======== Given entries ========

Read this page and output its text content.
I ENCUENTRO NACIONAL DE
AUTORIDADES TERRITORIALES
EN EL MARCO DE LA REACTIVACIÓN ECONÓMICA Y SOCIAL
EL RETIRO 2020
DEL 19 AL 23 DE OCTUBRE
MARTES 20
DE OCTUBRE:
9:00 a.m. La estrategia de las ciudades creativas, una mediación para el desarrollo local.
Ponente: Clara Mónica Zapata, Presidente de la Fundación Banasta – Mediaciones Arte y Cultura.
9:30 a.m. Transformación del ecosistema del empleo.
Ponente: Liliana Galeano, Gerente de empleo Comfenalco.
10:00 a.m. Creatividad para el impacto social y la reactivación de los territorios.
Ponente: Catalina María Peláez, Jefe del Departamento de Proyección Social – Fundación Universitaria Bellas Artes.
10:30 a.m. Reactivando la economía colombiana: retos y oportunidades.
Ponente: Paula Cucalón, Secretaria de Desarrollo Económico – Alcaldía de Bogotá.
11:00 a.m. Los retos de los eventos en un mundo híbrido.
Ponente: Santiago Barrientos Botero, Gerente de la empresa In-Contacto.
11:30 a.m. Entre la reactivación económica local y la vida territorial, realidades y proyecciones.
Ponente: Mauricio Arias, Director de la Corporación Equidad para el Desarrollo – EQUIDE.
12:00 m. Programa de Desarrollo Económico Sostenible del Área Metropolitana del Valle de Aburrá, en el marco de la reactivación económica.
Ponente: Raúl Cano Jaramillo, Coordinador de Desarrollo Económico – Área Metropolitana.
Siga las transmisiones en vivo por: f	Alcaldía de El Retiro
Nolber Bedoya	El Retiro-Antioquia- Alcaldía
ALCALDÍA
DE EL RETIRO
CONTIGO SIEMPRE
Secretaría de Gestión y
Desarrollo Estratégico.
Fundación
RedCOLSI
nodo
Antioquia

========

_Directions for this task_
Please copy out each record, character for character.

_Response for this exercise_
Read this page and output its text content.
I ENCUENTRO NACIONAL DE
AUTORIDADES TERRITORIALES
EN EL MARCO DE LA REACTIVACIÓN ECONÓMICA Y SOCIAL
EL RETIRO 2020
DEL 19 AL 23 DE OCTUBRE
MARTES 20
DE OCTUBRE:
9:00 a.m. La estrategia de las ciudades creativas, una mediación para el desarrollo local.
Ponente: Clara Mónica Zapata, Presidente de la Fundación Banasta – Mediaciones Arte y Cultura.
9:30 a.m. Transformación del ecosistema del empleo.
Ponente: Liliana Galeano, Gerente de empleo Comfenalco.
10:00 a.m. Creatividad para el impacto social y la reactivación de los territorios.
Ponente: Catalina María Peláez, Jefe del Departamento de Proyección Social – Fundación Universitaria Bellas Artes.
10:30 a.m. Reactivando la economía colombiana: retos y oportunidades.
Ponente: Paula Cucalón, Secretaria de Desarrollo Económico – Alcaldía de Bogotá.
11:00 a.m. Los retos de los eventos en un mundo híbrido.
Ponente: Santiago Barrientos Botero, Gerente de la empresa In-Contacto.
11:30 a.m. Entre la reactivación económica local y la vida territorial, realidades y proyecciones.
Ponente: Mauricio Arias, Director de la Corporación Equidad para el Desarrollo – EQUIDE.
12:00 m. Programa de Desarrollo Económico Sostenible del Área Metropolitana del Valle de Aburrá, en el marco de la reactivación económica.
Ponente: Raúl Cano Jaramillo, Coordinador de Desarrollo Económico – Área Metropolitana.
Siga las transmisiones en vivo por: f	Alcaldía de El Retiro
Nolber Bedoya	El Retiro-Antioquia- Alcaldía
ALCALDÍA
DE EL RETIRO
CONTIGO SIEMPRE
Secretaría de Gestión y
Desarrollo Estratégico.
Fundación
RedCOLSI
nodo
Antioquia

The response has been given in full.